___ EXTRACTED MATERIAL

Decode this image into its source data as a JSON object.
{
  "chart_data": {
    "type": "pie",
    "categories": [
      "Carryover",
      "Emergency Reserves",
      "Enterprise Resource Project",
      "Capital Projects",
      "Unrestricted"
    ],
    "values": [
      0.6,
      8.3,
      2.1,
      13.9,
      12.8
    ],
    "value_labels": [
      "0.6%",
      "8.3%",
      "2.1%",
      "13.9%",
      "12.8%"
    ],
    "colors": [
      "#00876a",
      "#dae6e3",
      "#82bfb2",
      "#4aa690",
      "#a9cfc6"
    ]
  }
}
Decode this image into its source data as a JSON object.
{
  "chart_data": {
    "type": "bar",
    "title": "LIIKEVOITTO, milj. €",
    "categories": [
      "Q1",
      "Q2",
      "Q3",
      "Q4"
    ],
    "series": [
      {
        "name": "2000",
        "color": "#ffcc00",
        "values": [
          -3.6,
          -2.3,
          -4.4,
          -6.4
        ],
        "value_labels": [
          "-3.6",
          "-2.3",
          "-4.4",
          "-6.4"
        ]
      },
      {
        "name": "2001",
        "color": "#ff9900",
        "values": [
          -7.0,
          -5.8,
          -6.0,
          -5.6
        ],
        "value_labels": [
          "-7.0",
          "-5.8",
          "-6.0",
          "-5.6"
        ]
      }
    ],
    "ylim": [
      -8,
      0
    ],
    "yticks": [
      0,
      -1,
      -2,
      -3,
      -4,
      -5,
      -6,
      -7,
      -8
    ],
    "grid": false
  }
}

______

**GOAL:** Copy every record exactly as presented.

**WORKED ANSWER:**
Decode this image into its source data as a JSON object.
{
  "chart_data": {
    "type": "pie",
    "categories": [
      "Carryover",
      "Emergency Reserves",
      "Enterprise Resource Project",
      "Capital Projects",
      "Unrestricted"
    ],
    "values": [
      0.6,
      8.3,
      2.1,
      13.9,
      12.8
    ],
    "value_labels": [
      "0.6%",
      "8.3%",
      "2.1%",
      "13.9%",
      "12.8%"
    ],
    "colors": [
      "#00876a",
      "#dae6e3",
      "#82bfb2",
      "#4aa690",
      "#a9cfc6"
    ]
  }
}
Decode this image into its source data as a JSON object.
{
  "chart_data": {
    "type": "bar",
    "title": "LIIKEVOITTO, milj. €",
    "categories": [
      "Q1",
      "Q2",
      "Q3",
      "Q4"
    ],
    "series": [
      {
        "name": "2000",
        "color": "#ffcc00",
        "values": [
          -3.6,
          -2.3,
          -4.4,
          -6.4
        ],
        "value_labels": [
          "-3.6",
          "-2.3",
          "-4.4",
          "-6.4"
        ]
      },
      {
        "name": "2001",
        "color": "#ff9900",
        "values": [
          -7.0,
          -5.8,
          -6.0,
          -5.6
        ],
        "value_labels": [
          "-7.0",
          "-5.8",
          "-6.0",
          "-5.6"
        ]
      }
    ],
    "ylim": [
      -8,
      0
    ],
    "yticks": [
      0,
      -1,
      -2,
      -3,
      -4,
      -5,
      -6,
      -7,
      -8
    ],
    "grid": false
  }
}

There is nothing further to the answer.